-------- Task input

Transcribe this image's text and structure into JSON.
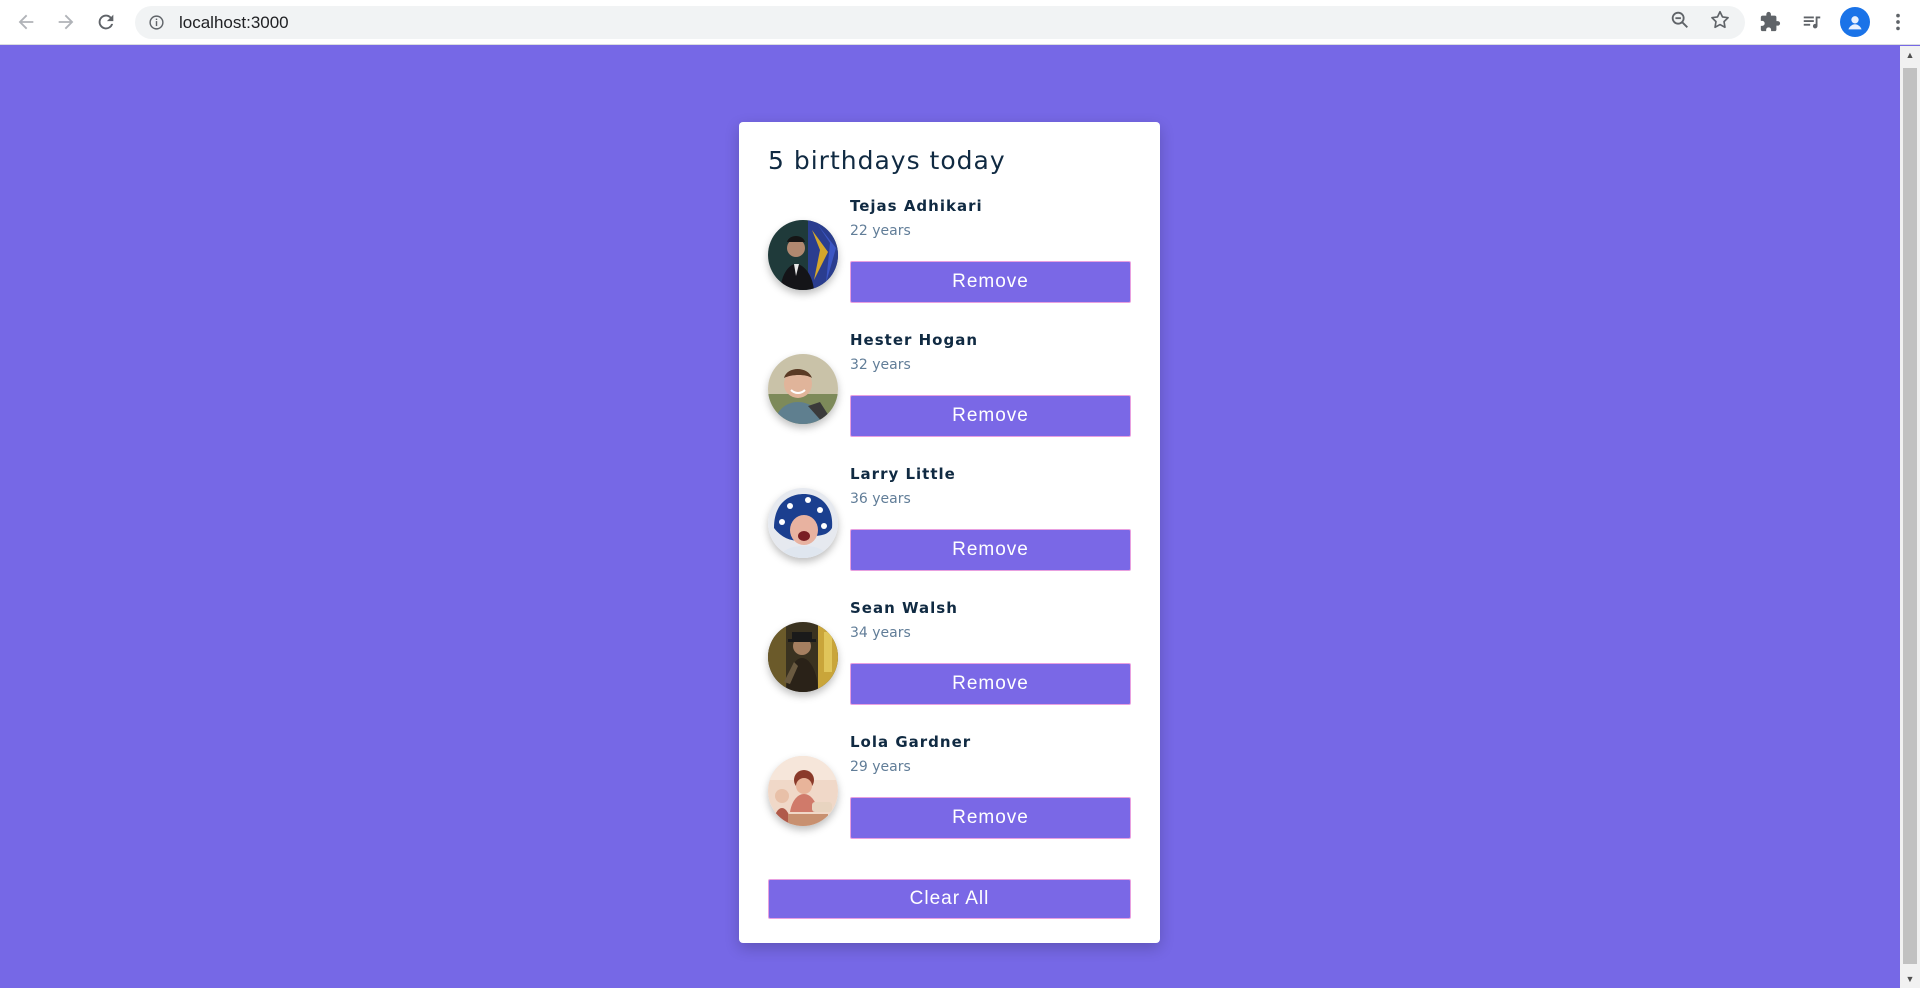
{
  "browser": {
    "url": "localhost:3000",
    "icons": [
      "back-icon",
      "forward-icon",
      "reload-icon",
      "info-icon",
      "zoom-icon",
      "star-icon",
      "extensions-icon",
      "media-icon",
      "profile-icon",
      "menu-icon"
    ]
  },
  "app": {
    "title": "5 birthdays today",
    "people": [
      {
        "name": "Tejas Adhikari",
        "age": "22 years",
        "remove_label": "Remove"
      },
      {
        "name": "Hester Hogan",
        "age": "32 years",
        "remove_label": "Remove"
      },
      {
        "name": "Larry Little",
        "age": "36 years",
        "remove_label": "Remove"
      },
      {
        "name": "Sean Walsh",
        "age": "34 years",
        "remove_label": "Remove"
      },
      {
        "name": "Lola Gardner",
        "age": "29 years",
        "remove_label": "Remove"
      }
    ],
    "clear_label": "Clear All"
  },
  "colors": {
    "background": "#7668e6",
    "button": "#7a68e6",
    "heading": "#102a42",
    "subtext": "#617d98"
  }
}
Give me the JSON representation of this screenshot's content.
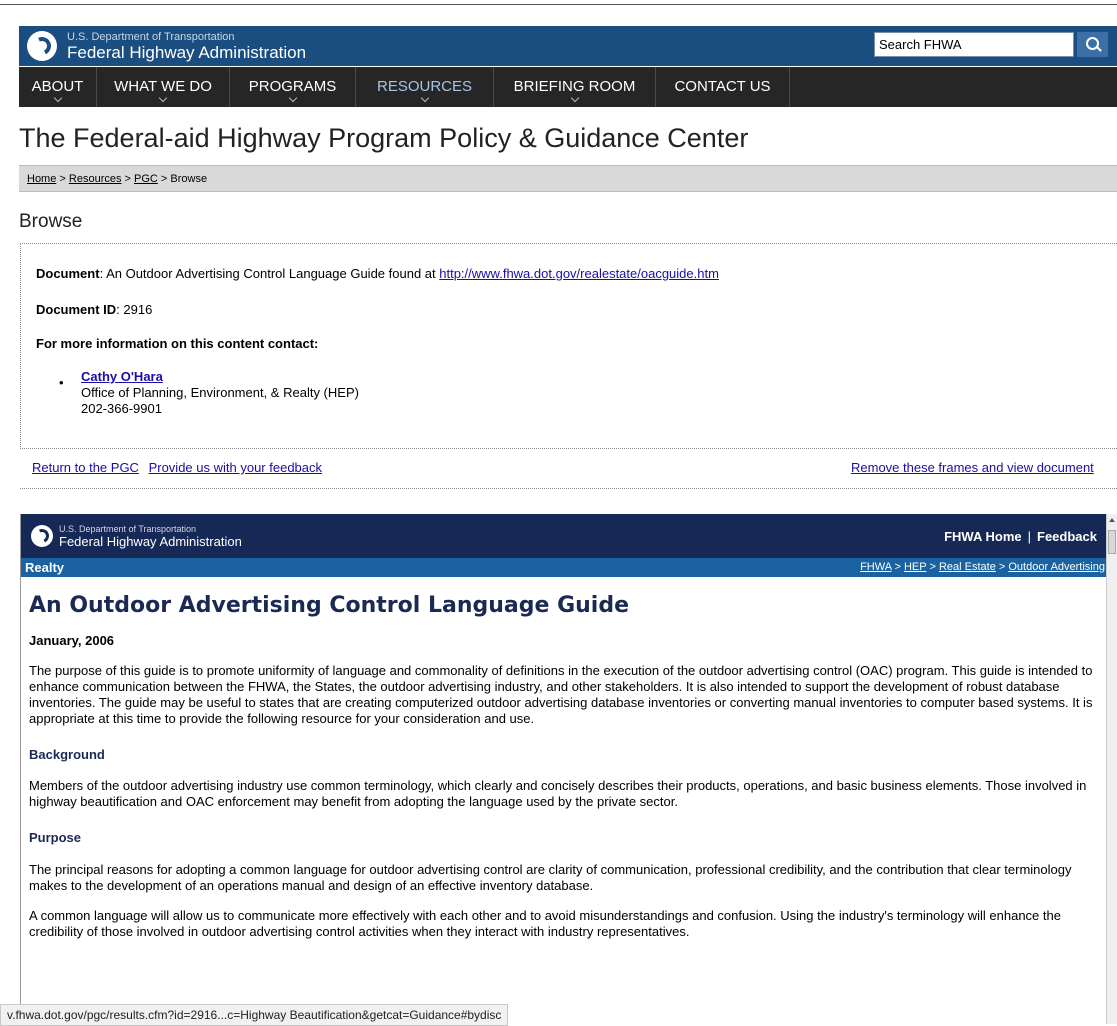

----------------

# [The problem]
Copy each line of the records precisely and drop any images they hold.

# [Solution to this task]
Transcribe this image's text and structure into JSON.
{
  "browser": {
    "url": "localhost:3000",
    "icons": [
      "back-icon",
      "forward-icon",
      "reload-icon",
      "info-icon",
      "zoom-icon",
      "star-icon",
      "extensions-icon",
      "media-icon",
      "profile-icon",
      "menu-icon"
    ]
  },
  "app": {
    "title": "5 birthdays today",
    "people": [
      {
        "name": "Tejas Adhikari",
        "age": "22 years",
        "remove_label": "Remove"
      },
      {
        "name": "Hester Hogan",
        "age": "32 years",
        "remove_label": "Remove"
      },
      {
        "name": "Larry Little",
        "age": "36 years",
        "remove_label": "Remove"
      },
      {
        "name": "Sean Walsh",
        "age": "34 years",
        "remove_label": "Remove"
      },
      {
        "name": "Lola Gardner",
        "age": "29 years",
        "remove_label": "Remove"
      }
    ],
    "clear_label": "Clear All"
  },
  "colors": {
    "background": "#7668e6",
    "button": "#7a68e6",
    "heading": "#102a42",
    "subtext": "#617d98"
  }
}
Give me the JSON representation of this screenshot's content.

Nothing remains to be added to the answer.